AVAILABLE RECORDS:
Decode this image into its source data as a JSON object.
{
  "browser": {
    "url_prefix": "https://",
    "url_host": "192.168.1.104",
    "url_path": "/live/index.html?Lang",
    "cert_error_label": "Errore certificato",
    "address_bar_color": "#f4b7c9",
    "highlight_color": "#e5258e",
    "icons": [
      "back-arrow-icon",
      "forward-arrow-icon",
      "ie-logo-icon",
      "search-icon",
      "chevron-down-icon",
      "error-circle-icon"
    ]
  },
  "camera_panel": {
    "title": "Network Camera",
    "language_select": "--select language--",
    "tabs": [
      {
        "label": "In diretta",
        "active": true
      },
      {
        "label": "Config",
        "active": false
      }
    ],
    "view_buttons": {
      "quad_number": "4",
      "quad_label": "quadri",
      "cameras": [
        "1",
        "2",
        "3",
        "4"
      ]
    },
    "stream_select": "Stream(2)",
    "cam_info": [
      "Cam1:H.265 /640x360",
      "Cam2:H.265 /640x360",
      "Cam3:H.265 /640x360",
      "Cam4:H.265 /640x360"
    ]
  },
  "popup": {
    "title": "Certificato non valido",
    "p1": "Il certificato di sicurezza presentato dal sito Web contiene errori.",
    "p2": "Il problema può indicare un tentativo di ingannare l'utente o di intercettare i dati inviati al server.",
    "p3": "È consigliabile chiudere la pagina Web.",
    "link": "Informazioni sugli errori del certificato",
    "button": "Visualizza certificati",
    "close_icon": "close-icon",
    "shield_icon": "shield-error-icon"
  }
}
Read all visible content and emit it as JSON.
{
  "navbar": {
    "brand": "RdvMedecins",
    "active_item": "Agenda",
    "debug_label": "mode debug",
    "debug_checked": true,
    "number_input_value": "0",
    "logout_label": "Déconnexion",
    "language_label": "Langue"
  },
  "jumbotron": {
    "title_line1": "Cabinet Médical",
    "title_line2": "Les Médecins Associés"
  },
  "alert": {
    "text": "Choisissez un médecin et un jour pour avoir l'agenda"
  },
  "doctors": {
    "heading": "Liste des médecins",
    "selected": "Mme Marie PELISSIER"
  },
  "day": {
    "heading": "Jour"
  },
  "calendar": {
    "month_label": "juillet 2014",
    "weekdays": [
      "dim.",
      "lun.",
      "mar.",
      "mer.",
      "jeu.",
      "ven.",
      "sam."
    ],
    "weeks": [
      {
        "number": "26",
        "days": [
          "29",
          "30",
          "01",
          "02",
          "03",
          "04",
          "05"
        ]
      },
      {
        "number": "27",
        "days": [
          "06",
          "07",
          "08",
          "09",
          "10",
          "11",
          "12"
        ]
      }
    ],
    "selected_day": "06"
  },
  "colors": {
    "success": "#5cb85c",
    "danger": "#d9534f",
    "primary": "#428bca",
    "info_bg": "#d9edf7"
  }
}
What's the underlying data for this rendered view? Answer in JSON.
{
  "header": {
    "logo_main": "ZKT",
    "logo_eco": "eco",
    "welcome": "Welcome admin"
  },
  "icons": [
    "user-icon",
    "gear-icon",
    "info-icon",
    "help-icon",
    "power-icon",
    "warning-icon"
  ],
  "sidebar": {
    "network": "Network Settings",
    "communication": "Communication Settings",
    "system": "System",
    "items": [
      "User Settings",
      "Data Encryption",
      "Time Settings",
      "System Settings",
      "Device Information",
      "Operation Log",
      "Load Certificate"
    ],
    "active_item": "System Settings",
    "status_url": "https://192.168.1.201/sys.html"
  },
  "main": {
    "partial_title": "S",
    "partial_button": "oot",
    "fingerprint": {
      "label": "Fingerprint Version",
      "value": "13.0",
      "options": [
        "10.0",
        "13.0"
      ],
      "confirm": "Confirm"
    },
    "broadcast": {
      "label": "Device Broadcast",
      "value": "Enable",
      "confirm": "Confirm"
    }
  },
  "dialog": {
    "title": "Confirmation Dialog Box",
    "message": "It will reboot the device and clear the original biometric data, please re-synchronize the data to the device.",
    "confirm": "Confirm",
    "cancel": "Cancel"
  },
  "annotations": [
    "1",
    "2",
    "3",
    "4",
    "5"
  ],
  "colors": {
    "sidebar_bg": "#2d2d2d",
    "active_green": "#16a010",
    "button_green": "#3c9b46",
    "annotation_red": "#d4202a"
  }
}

SET PROBLEM: Every line above should be printed again exactly as it stands.

ANSWER:
Decode this image into its source data as a JSON object.
{
  "browser": {
    "url_prefix": "https://",
    "url_host": "192.168.1.104",
    "url_path": "/live/index.html?Lang",
    "cert_error_label": "Errore certificato",
    "address_bar_color": "#f4b7c9",
    "highlight_color": "#e5258e",
    "icons": [
      "back-arrow-icon",
      "forward-arrow-icon",
      "ie-logo-icon",
      "search-icon",
      "chevron-down-icon",
      "error-circle-icon"
    ]
  },
  "camera_panel": {
    "title": "Network Camera",
    "language_select": "--select language--",
    "tabs": [
      {
        "label": "In diretta",
        "active": true
      },
      {
        "label": "Config",
        "active": false
      }
    ],
    "view_buttons": {
      "quad_number": "4",
      "quad_label": "quadri",
      "cameras": [
        "1",
        "2",
        "3",
        "4"
      ]
    },
    "stream_select": "Stream(2)",
    "cam_info": [
      "Cam1:H.265 /640x360",
      "Cam2:H.265 /640x360",
      "Cam3:H.265 /640x360",
      "Cam4:H.265 /640x360"
    ]
  },
  "popup": {
    "title": "Certificato non valido",
    "p1": "Il certificato di sicurezza presentato dal sito Web contiene errori.",
    "p2": "Il problema può indicare un tentativo di ingannare l'utente o di intercettare i dati inviati al server.",
    "p3": "È consigliabile chiudere la pagina Web.",
    "link": "Informazioni sugli errori del certificato",
    "button": "Visualizza certificati",
    "close_icon": "close-icon",
    "shield_icon": "shield-error-icon"
  }
}
Read all visible content and emit it as JSON.
{
  "navbar": {
    "brand": "RdvMedecins",
    "active_item": "Agenda",
    "debug_label": "mode debug",
    "debug_checked": true,
    "number_input_value": "0",
    "logout_label": "Déconnexion",
    "language_label": "Langue"
  },
  "jumbotron": {
    "title_line1": "Cabinet Médical",
    "title_line2": "Les Médecins Associés"
  },
  "alert": {
    "text": "Choisissez un médecin et un jour pour avoir l'agenda"
  },
  "doctors": {
    "heading": "Liste des médecins",
    "selected": "Mme Marie PELISSIER"
  },
  "day": {
    "heading": "Jour"
  },
  "calendar": {
    "month_label": "juillet 2014",
    "weekdays": [
      "dim.",
      "lun.",
      "mar.",
      "mer.",
      "jeu.",
      "ven.",
      "sam."
    ],
    "weeks": [
      {
        "number": "26",
        "days": [
          "29",
          "30",
          "01",
          "02",
          "03",
          "04",
          "05"
        ]
      },
      {
        "number": "27",
        "days": [
          "06",
          "07",
          "08",
          "09",
          "10",
          "11",
          "12"
        ]
      }
    ],
    "selected_day": "06"
  },
  "colors": {
    "success": "#5cb85c",
    "danger": "#d9534f",
    "primary": "#428bca",
    "info_bg": "#d9edf7"
  }
}
What's the underlying data for this rendered view? Answer in JSON.
{
  "header": {
    "logo_main": "ZKT",
    "logo_eco": "eco",
    "welcome": "Welcome admin"
  },
  "icons": [
    "user-icon",
    "gear-icon",
    "info-icon",
    "help-icon",
    "power-icon",
    "warning-icon"
  ],
  "sidebar": {
    "network": "Network Settings",
    "communication": "Communication Settings",
    "system": "System",
    "items": [
      "User Settings",
      "Data Encryption",
      "Time Settings",
      "System Settings",
      "Device Information",
      "Operation Log",
      "Load Certificate"
    ],
    "active_item": "System Settings",
    "status_url": "https://192.168.1.201/sys.html"
  },
  "main": {
    "partial_title": "S",
    "partial_button": "oot",
    "fingerprint": {
      "label": "Fingerprint Version",
      "value": "13.0",
      "options": [
        "10.0",
        "13.0"
      ],
      "confirm": "Confirm"
    },
    "broadcast": {
      "label": "Device Broadcast",
      "value": "Enable",
      "confirm": "Confirm"
    }
  },
  "dialog": {
    "title": "Confirmation Dialog Box",
    "message": "It will reboot the device and clear the original biometric data, please re-synchronize the data to the device.",
    "confirm": "Confirm",
    "cancel": "Cancel"
  },
  "annotations": [
    "1",
    "2",
    "3",
    "4",
    "5"
  ],
  "colors": {
    "sidebar_bg": "#2d2d2d",
    "active_green": "#16a010",
    "button_green": "#3c9b46",
    "annotation_red": "#d4202a"
  }
}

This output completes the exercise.